Content starts

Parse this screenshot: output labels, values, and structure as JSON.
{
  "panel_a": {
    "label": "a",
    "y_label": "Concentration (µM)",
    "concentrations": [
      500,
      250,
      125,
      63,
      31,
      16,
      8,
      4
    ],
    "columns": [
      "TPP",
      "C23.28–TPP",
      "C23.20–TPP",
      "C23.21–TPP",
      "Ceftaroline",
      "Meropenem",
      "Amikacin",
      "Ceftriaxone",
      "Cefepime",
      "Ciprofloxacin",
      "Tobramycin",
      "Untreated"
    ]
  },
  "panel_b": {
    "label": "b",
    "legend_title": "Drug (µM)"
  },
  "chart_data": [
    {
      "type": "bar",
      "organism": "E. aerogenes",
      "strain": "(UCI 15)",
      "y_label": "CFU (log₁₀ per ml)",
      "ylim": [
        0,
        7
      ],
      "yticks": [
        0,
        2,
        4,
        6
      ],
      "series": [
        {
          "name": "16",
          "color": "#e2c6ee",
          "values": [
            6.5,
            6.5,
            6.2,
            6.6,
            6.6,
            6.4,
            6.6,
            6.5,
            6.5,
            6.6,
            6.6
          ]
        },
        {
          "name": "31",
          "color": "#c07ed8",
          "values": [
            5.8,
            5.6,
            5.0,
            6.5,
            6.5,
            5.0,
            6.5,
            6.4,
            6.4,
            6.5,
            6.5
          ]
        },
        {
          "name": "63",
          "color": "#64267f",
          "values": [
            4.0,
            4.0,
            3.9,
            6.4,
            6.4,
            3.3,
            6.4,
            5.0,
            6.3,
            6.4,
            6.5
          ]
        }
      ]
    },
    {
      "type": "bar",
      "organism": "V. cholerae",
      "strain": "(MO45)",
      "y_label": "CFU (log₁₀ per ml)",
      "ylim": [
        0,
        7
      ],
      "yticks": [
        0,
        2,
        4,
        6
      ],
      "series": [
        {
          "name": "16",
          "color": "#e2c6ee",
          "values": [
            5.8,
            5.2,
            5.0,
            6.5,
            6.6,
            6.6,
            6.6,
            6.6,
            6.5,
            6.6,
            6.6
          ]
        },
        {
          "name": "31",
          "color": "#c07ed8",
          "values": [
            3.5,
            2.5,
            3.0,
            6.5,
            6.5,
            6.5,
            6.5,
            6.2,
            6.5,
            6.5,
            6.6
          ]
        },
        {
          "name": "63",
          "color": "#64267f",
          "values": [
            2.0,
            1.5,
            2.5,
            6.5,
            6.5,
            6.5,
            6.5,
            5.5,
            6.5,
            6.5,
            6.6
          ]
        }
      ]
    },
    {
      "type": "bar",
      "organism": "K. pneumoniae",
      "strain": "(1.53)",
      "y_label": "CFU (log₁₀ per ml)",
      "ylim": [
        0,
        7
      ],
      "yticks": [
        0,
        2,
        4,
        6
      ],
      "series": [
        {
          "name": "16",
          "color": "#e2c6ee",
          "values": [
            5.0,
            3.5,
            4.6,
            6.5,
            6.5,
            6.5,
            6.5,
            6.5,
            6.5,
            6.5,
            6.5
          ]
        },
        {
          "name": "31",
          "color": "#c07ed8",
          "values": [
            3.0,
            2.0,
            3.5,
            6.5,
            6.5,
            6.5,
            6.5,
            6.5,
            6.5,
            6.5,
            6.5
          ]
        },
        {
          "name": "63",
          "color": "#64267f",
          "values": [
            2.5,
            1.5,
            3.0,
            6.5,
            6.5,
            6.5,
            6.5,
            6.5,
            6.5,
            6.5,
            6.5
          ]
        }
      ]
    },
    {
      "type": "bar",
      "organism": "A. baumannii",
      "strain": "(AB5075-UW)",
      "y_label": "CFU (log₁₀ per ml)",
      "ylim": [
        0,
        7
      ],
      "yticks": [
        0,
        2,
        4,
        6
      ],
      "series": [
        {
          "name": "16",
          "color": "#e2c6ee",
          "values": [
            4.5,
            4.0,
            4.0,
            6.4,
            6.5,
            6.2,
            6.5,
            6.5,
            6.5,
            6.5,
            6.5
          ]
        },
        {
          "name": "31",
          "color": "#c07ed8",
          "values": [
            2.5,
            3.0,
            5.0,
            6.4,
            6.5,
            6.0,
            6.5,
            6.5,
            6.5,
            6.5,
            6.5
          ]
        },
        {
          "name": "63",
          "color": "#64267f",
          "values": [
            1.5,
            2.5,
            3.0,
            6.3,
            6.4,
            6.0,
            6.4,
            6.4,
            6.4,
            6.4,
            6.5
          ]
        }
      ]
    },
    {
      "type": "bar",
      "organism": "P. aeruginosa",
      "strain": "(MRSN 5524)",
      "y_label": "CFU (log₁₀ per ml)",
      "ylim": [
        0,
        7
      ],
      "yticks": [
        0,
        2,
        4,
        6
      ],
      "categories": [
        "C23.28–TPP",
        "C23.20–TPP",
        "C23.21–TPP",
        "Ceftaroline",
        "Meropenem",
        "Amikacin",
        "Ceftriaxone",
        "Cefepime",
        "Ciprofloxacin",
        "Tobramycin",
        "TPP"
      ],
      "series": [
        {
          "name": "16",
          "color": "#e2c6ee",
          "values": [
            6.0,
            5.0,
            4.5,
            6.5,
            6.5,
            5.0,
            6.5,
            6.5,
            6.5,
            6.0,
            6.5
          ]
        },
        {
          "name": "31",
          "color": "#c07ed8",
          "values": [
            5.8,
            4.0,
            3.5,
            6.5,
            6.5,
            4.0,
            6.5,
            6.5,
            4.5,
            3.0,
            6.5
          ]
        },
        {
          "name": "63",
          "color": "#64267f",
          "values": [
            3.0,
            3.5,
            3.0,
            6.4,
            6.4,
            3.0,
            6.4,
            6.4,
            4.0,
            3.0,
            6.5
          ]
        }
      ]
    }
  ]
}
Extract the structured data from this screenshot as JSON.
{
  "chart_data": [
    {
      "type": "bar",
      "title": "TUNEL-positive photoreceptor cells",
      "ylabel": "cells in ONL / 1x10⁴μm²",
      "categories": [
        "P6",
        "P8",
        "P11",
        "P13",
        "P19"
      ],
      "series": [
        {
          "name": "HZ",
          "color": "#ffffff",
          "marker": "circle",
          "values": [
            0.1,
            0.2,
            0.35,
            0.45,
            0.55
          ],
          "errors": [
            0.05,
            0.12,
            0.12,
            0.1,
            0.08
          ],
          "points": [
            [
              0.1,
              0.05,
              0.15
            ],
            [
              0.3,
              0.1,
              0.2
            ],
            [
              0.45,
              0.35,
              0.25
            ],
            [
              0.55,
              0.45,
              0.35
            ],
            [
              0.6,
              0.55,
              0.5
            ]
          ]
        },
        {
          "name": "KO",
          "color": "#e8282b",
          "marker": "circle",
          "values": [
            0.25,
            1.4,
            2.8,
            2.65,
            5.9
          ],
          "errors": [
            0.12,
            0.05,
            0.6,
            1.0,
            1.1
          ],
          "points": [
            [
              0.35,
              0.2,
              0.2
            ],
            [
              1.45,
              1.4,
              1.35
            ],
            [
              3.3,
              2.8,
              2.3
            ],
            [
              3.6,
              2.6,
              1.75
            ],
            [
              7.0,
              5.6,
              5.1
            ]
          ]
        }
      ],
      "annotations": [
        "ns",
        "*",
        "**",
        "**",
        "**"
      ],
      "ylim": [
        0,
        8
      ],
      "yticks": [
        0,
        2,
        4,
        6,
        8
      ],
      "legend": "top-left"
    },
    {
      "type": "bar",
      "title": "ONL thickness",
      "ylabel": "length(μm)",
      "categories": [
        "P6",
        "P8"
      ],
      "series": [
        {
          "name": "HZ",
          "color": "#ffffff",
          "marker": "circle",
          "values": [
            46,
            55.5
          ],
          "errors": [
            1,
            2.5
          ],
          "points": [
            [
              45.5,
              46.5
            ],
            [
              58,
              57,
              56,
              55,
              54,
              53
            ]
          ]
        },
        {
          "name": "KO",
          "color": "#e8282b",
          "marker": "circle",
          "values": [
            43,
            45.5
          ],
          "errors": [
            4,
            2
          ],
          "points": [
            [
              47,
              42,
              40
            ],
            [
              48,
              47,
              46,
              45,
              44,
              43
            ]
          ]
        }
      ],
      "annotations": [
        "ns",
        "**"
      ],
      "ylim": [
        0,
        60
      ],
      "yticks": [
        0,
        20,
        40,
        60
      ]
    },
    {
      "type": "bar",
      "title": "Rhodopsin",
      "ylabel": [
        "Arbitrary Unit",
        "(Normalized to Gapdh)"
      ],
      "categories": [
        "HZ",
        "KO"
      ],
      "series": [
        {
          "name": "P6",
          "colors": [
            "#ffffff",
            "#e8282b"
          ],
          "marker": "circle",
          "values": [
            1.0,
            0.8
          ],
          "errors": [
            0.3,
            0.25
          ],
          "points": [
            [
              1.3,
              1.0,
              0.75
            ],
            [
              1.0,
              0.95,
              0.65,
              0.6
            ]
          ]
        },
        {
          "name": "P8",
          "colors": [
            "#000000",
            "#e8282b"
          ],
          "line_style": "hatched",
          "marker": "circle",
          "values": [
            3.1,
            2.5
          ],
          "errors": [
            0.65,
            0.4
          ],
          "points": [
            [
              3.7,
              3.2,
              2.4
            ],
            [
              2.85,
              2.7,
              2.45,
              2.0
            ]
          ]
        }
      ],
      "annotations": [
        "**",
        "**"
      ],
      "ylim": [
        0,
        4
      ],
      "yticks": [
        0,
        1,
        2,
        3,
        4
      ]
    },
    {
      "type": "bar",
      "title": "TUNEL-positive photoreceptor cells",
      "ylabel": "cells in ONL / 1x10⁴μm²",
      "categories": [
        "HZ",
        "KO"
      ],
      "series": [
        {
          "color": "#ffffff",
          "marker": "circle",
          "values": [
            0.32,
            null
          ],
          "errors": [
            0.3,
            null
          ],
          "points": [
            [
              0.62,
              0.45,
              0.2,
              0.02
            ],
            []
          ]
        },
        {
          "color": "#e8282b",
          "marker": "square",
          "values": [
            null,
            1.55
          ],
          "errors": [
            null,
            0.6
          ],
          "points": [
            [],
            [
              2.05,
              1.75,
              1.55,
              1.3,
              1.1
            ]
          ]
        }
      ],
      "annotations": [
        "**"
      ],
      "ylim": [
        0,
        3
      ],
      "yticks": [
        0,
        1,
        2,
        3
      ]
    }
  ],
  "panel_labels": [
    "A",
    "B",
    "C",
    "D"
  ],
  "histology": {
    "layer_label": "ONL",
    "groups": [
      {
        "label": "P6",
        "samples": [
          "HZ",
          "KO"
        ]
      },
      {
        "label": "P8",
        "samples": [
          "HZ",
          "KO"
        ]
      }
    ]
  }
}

Content ends

TASK TO CARRY OUT: Each line of the data that contains "organism" belongs in the answer.

OUTPUT BELOW:
      "organism": "E. aerogenes",
      "organism": "V. cholerae",
      "organism": "K. pneumoniae",
      "organism": "A. baumannii",
      "organism": "P. aeruginosa",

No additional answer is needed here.